§ EXERCISE
Extract every line of the listing below and reproduce each one unchanged.

§ DATA FOR THE TASK
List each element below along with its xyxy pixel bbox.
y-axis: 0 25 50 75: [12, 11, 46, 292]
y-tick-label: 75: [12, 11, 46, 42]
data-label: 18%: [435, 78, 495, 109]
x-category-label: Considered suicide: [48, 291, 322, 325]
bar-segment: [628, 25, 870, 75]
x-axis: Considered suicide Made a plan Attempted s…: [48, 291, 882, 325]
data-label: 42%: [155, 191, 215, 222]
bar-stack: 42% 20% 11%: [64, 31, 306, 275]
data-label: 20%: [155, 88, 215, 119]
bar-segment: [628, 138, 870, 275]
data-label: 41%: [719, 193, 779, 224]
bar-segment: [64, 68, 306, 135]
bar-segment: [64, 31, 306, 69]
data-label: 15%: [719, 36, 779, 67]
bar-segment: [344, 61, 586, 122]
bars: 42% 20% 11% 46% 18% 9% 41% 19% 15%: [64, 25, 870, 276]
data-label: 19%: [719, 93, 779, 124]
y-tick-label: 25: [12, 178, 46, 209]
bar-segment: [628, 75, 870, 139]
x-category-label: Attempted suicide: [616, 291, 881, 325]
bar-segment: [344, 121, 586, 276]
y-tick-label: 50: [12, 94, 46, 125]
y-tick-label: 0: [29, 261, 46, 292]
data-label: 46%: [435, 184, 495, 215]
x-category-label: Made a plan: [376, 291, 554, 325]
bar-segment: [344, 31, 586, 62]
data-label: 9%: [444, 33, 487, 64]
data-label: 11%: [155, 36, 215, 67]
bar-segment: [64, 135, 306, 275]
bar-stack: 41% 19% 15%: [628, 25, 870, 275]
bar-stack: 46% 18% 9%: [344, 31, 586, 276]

§ EXPECTED OUTPUT
List each element below along with its xyxy pixel bbox.
y-axis: 0 25 50 75: [12, 11, 46, 292]
y-tick-label: 75: [12, 11, 46, 42]
data-label: 18%: [435, 78, 495, 109]
x-category-label: Considered suicide: [48, 291, 322, 325]
bar-segment: [628, 25, 870, 75]
x-axis: Considered suicide Made a plan Attempted s…: [48, 291, 882, 325]
data-label: 42%: [155, 191, 215, 222]
bar-stack: 42% 20% 11%: [64, 31, 306, 275]
data-label: 20%: [155, 88, 215, 119]
bar-segment: [628, 138, 870, 275]
data-label: 41%: [719, 193, 779, 224]
bar-segment: [64, 68, 306, 135]
bar-segment: [64, 31, 306, 69]
data-label: 15%: [719, 36, 779, 67]
bar-segment: [344, 61, 586, 122]
bars: 42% 20% 11% 46% 18% 9% 41% 19% 15%: [64, 25, 870, 276]
data-label: 19%: [719, 93, 779, 124]
y-tick-label: 25: [12, 178, 46, 209]
bar-segment: [628, 75, 870, 139]
x-category-label: Attempted suicide: [616, 291, 881, 325]
bar-segment: [344, 121, 586, 276]
y-tick-label: 50: [12, 94, 46, 125]
y-tick-label: 0: [29, 261, 46, 292]
data-label: 46%: [435, 184, 495, 215]
x-category-label: Made a plan: [376, 291, 554, 325]
bar-segment: [344, 31, 586, 62]
data-label: 9%: [444, 33, 487, 64]
data-label: 11%: [155, 36, 215, 67]
bar-segment: [64, 135, 306, 275]
bar-stack: 41% 19% 15%: [628, 25, 870, 275]
bar-stack: 46% 18% 9%: [344, 31, 586, 276]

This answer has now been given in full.